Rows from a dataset
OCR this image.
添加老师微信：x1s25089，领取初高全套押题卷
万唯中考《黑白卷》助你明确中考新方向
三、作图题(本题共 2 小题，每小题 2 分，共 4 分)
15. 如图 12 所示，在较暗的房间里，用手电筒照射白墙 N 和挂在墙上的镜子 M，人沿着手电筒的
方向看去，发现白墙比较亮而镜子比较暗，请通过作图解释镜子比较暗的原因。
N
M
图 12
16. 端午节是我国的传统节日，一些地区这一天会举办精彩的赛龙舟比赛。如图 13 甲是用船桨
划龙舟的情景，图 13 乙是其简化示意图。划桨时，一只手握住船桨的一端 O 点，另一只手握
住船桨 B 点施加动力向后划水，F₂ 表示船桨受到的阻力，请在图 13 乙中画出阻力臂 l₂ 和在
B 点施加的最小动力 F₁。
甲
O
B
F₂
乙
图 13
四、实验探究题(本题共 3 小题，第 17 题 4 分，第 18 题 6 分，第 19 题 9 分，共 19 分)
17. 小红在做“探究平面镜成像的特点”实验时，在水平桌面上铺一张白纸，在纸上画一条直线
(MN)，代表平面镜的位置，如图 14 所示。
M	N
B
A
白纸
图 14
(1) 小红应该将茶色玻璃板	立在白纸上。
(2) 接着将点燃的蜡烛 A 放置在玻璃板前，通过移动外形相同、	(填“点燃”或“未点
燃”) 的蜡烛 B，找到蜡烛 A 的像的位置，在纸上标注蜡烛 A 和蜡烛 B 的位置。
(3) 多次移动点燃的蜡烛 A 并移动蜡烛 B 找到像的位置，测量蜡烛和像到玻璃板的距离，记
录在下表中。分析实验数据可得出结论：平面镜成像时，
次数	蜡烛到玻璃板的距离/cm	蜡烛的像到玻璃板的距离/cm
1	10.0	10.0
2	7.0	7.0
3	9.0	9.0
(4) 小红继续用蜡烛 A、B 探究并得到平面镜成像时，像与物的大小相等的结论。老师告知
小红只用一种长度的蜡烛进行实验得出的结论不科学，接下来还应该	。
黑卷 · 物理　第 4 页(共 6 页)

Work to complete: Quote each line of the data above exactly as written.

Result below:
OCR this image.
添加老师微信：x1s25089，领取初高全套押题卷
万唯中考《黑白卷》助你明确中考新方向
三、作图题(本题共 2 小题，每小题 2 分，共 4 分)
15. 如图 12 所示，在较暗的房间里，用手电筒照射白墙 N 和挂在墙上的镜子 M，人沿着手电筒的
方向看去，发现白墙比较亮而镜子比较暗，请通过作图解释镜子比较暗的原因。
N
M
图 12
16. 端午节是我国的传统节日，一些地区这一天会举办精彩的赛龙舟比赛。如图 13 甲是用船桨
划龙舟的情景，图 13 乙是其简化示意图。划桨时，一只手握住船桨的一端 O 点，另一只手握
住船桨 B 点施加动力向后划水，F₂ 表示船桨受到的阻力，请在图 13 乙中画出阻力臂 l₂ 和在
B 点施加的最小动力 F₁。
甲
O
B
F₂
乙
图 13
四、实验探究题(本题共 3 小题，第 17 题 4 分，第 18 题 6 分，第 19 题 9 分，共 19 分)
17. 小红在做“探究平面镜成像的特点”实验时，在水平桌面上铺一张白纸，在纸上画一条直线
(MN)，代表平面镜的位置，如图 14 所示。
M	N
B
A
白纸
图 14
(1) 小红应该将茶色玻璃板	立在白纸上。
(2) 接着将点燃的蜡烛 A 放置在玻璃板前，通过移动外形相同、	(填“点燃”或“未点
燃”) 的蜡烛 B，找到蜡烛 A 的像的位置，在纸上标注蜡烛 A 和蜡烛 B 的位置。
(3) 多次移动点燃的蜡烛 A 并移动蜡烛 B 找到像的位置，测量蜡烛和像到玻璃板的距离，记
录在下表中。分析实验数据可得出结论：平面镜成像时，
次数	蜡烛到玻璃板的距离/cm	蜡烛的像到玻璃板的距离/cm
1	10.0	10.0
2	7.0	7.0
3	9.0	9.0
(4) 小红继续用蜡烛 A、B 探究并得到平面镜成像时，像与物的大小相等的结论。老师告知
小红只用一种长度的蜡烛进行实验得出的结论不科学，接下来还应该	。
黑卷 · 物理　第 4 页(共 6 页)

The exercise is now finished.